> _SHORT EXERCISE_
Check every line below for the word "прибыль" and copy the ones that have it.

------ INPUT FOR THIS TASK ------

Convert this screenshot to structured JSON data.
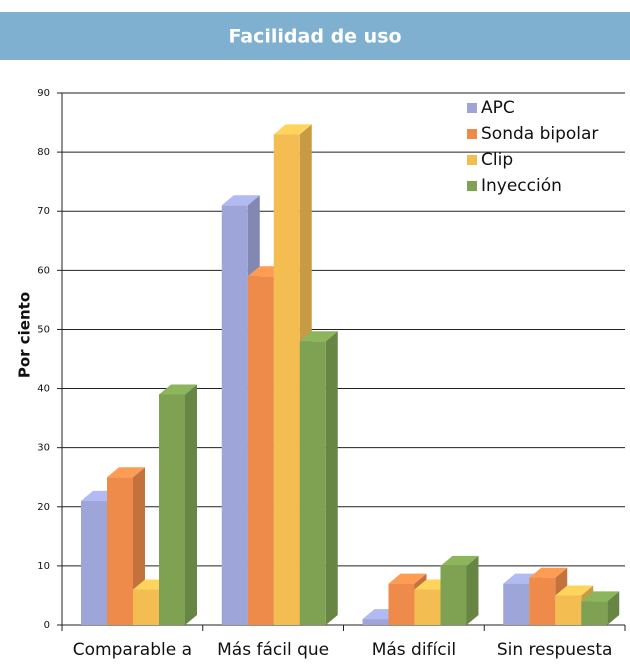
{
  "chart_data": {
    "type": "bar3d",
    "title": "Facilidad de uso",
    "ylabel": "Por ciento",
    "categories": [
      "Comparable a",
      "Más fácil que",
      "Más difícil",
      "Sin respuesta"
    ],
    "series": [
      {
        "name": "APC",
        "color": "#9ea6d9",
        "values": [
          21,
          71,
          1,
          7
        ]
      },
      {
        "name": "Sonda bipolar",
        "color": "#ee8b4b",
        "values": [
          25,
          59,
          7,
          8
        ]
      },
      {
        "name": "Clip",
        "color": "#f3bd52",
        "values": [
          6,
          83,
          6,
          5
        ]
      },
      {
        "name": "Inyección",
        "color": "#7ea252",
        "values": [
          39,
          48,
          10,
          4
        ]
      }
    ],
    "ylim": [
      0,
      90
    ],
    "yticks": [
      0,
      10,
      20,
      30,
      40,
      50,
      60,
      70,
      80,
      90
    ],
    "grid": true,
    "legend": "upper right"
  }
}
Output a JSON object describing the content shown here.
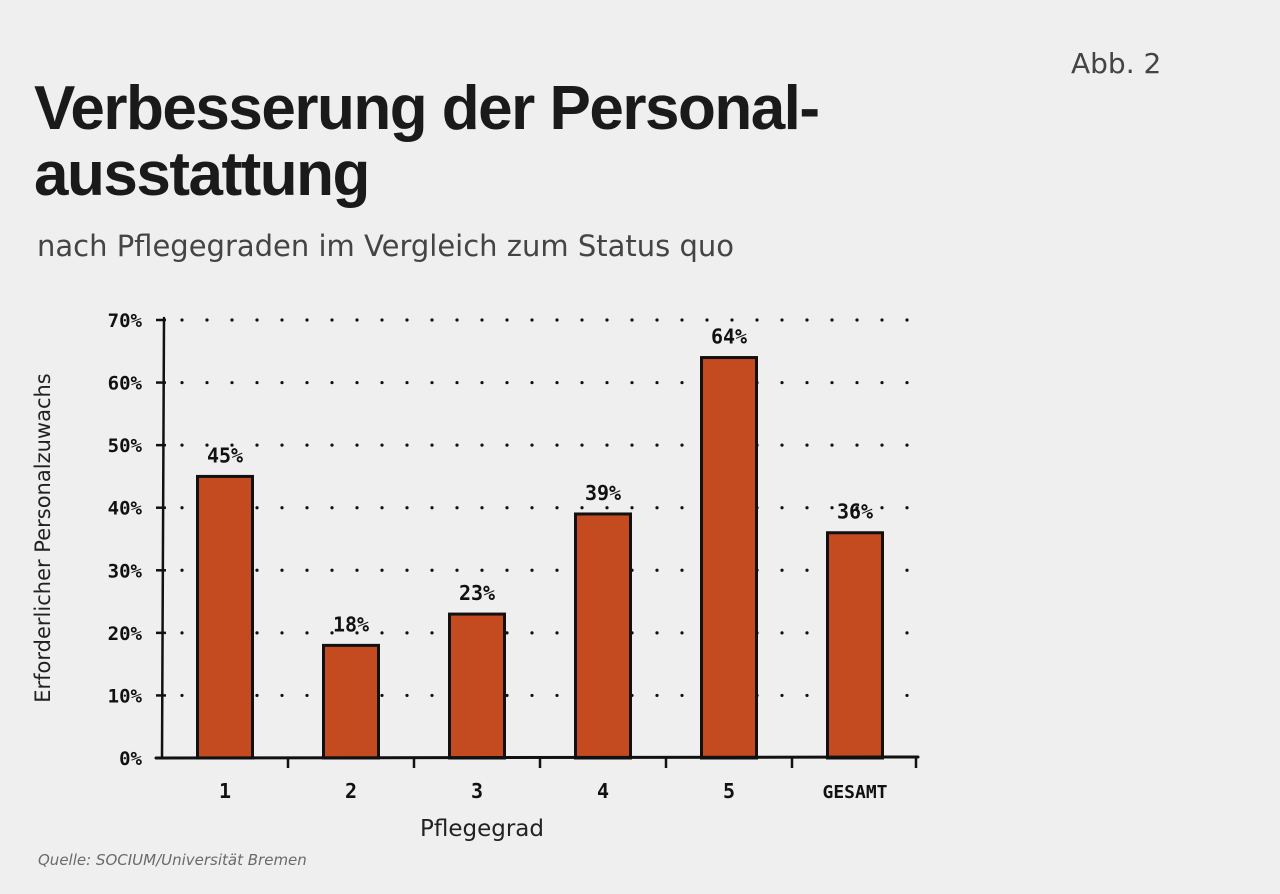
{
  "figure_label": "Abb. 2",
  "title": "Verbesserung der Personal-ausstattung",
  "subtitle": "nach Pflegegraden im Vergleich zum Status quo",
  "source": "Quelle: SOCIUM/Universität Bremen",
  "colors": {
    "bar": "#c44b1f",
    "outline": "#111111",
    "background": "#efefef"
  },
  "chart_data": {
    "type": "bar",
    "categories": [
      "1",
      "2",
      "3",
      "4",
      "5",
      "GESAMT"
    ],
    "values": [
      45,
      18,
      23,
      39,
      64,
      36
    ],
    "value_labels": [
      "45%",
      "18%",
      "23%",
      "39%",
      "64%",
      "36%"
    ],
    "xlabel": "Pflegegrad",
    "ylabel": "Erforderlicher Personalzuwachs",
    "ylim": [
      0,
      70
    ],
    "yticks": [
      0,
      10,
      20,
      30,
      40,
      50,
      60,
      70
    ],
    "ytick_labels": [
      "0%",
      "10%",
      "20%",
      "30%",
      "40%",
      "50%",
      "60%",
      "70%"
    ],
    "grid": "dotted",
    "legend": false
  }
}
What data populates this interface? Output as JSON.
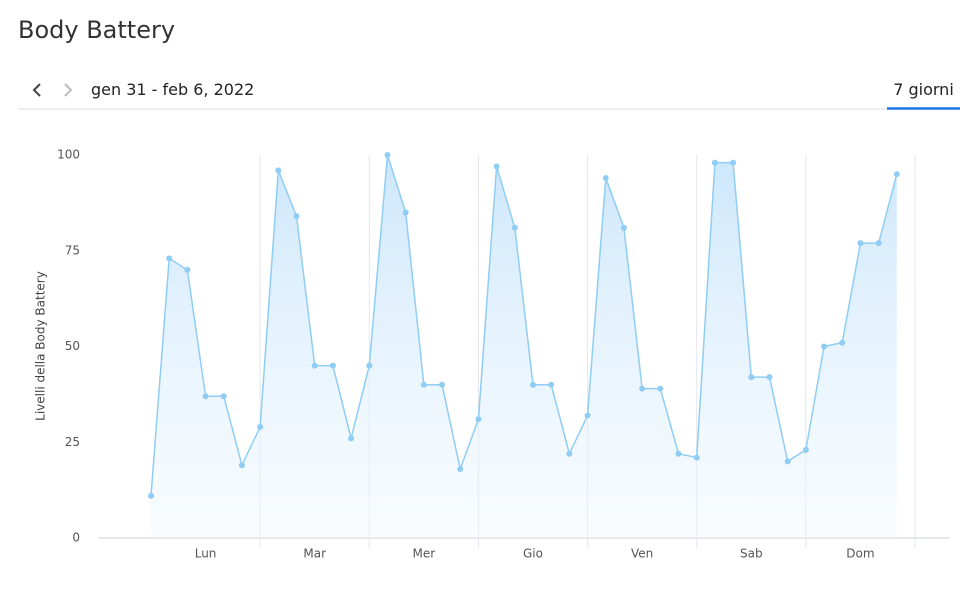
{
  "header": {
    "title": "Body Battery",
    "date_range": "gen 31 - feb 6, 2022",
    "tab": "7 giorni"
  },
  "chart_data": {
    "type": "area",
    "y_label": "Livelli della Body Battery",
    "x": [
      0,
      4,
      8,
      12,
      16,
      20,
      24,
      28,
      32,
      36,
      40,
      44,
      48,
      52,
      56,
      60,
      64,
      68,
      72,
      76,
      80,
      84,
      88,
      92,
      96,
      100,
      104,
      108,
      112,
      116,
      120,
      124,
      128,
      132,
      136,
      140,
      144,
      148,
      152,
      156,
      160,
      164
    ],
    "series": [
      {
        "color": "#90cdf4",
        "values": [
          11,
          73,
          70,
          37,
          37,
          19,
          29,
          96,
          84,
          45,
          45,
          26,
          45,
          100,
          85,
          40,
          40,
          18,
          31,
          97,
          81,
          40,
          40,
          22,
          32,
          94,
          81,
          39,
          39,
          22,
          21,
          98,
          98,
          42,
          42,
          20,
          23,
          50,
          51,
          77,
          77,
          95
        ]
      }
    ],
    "xlim": [
      0,
      168
    ],
    "xticks": [
      {
        "value": 12,
        "label": "Lun"
      },
      {
        "value": 36,
        "label": "Mar"
      },
      {
        "value": 60,
        "label": "Mer"
      },
      {
        "value": 84,
        "label": "Gio"
      },
      {
        "value": 108,
        "label": "Ven"
      },
      {
        "value": 132,
        "label": "Sab"
      },
      {
        "value": 156,
        "label": "Dom"
      }
    ],
    "ylim": [
      0,
      100
    ],
    "yticks": [
      0,
      25,
      50,
      75,
      100
    ]
  }
}
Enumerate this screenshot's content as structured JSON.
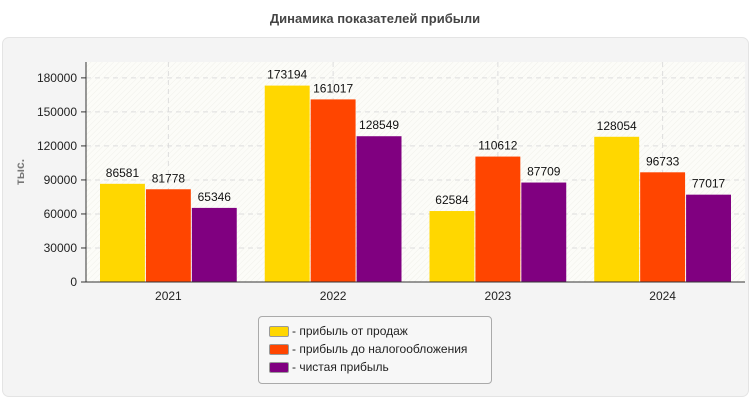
{
  "chart_data": {
    "type": "bar",
    "title": "Динамика показателей прибыли",
    "ylabel": "тыс.",
    "xlabel": "",
    "ylim": [
      0,
      194000
    ],
    "yticks": [
      0,
      30000,
      60000,
      90000,
      120000,
      150000,
      180000
    ],
    "grid": true,
    "legend_placement": "bottom",
    "categories": [
      "2021",
      "2022",
      "2023",
      "2024"
    ],
    "series": [
      {
        "name": "- прибыль от продаж",
        "color": "#FFD700",
        "values": [
          86581,
          173194,
          62584,
          128054
        ]
      },
      {
        "name": "- прибыль до налогообложения",
        "color": "#FF4500",
        "values": [
          81778,
          161017,
          110612,
          96733
        ]
      },
      {
        "name": "- чистая прибыль",
        "color": "#800080",
        "values": [
          65346,
          128549,
          87709,
          77017
        ]
      }
    ]
  }
}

------

> _IN RESPONSE_
        "name": "- прибыль от продаж",
        "name": "- прибыль до налогообложения",
        "name": "- чистая прибыль",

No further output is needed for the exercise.